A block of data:
=-=-=

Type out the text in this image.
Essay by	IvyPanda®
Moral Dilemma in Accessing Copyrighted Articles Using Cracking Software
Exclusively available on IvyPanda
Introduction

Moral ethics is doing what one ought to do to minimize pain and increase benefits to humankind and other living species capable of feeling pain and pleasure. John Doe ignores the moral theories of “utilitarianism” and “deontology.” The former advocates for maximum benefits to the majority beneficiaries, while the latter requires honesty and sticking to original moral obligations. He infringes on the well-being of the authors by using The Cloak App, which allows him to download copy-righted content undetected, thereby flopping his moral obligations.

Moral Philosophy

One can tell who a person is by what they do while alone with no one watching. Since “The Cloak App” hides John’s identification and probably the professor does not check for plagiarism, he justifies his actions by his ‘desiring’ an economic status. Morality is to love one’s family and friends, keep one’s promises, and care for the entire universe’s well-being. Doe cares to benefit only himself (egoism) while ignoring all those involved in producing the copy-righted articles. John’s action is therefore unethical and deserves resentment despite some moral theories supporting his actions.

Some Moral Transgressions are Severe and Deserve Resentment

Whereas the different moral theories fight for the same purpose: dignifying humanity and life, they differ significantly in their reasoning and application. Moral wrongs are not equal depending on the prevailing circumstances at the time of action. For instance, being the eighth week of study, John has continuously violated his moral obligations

=-=-=

* What is being asked *
Transcribe every record above exactly as it appears.

* Task output *
Type out the text in this image.
Essay by	IvyPanda®
Moral Dilemma in Accessing Copyrighted Articles Using Cracking Software
Exclusively available on IvyPanda
Introduction

Moral ethics is doing what one ought to do to minimize pain and increase benefits to humankind and other living species capable of feeling pain and pleasure. John Doe ignores the moral theories of “utilitarianism” and “deontology.” The former advocates for maximum benefits to the majority beneficiaries, while the latter requires honesty and sticking to original moral obligations. He infringes on the well-being of the authors by using The Cloak App, which allows him to download copy-righted content undetected, thereby flopping his moral obligations.

Moral Philosophy

One can tell who a person is by what they do while alone with no one watching. Since “The Cloak App” hides John’s identification and probably the professor does not check for plagiarism, he justifies his actions by his ‘desiring’ an economic status. Morality is to love one’s family and friends, keep one’s promises, and care for the entire universe’s well-being. Doe cares to benefit only himself (egoism) while ignoring all those involved in producing the copy-righted articles. John’s action is therefore unethical and deserves resentment despite some moral theories supporting his actions.

Some Moral Transgressions are Severe and Deserve Resentment

Whereas the different moral theories fight for the same purpose: dignifying humanity and life, they differ significantly in their reasoning and application. Moral wrongs are not equal depending on the prevailing circumstances at the time of action. For instance, being the eighth week of study, John has continuously violated his moral obligations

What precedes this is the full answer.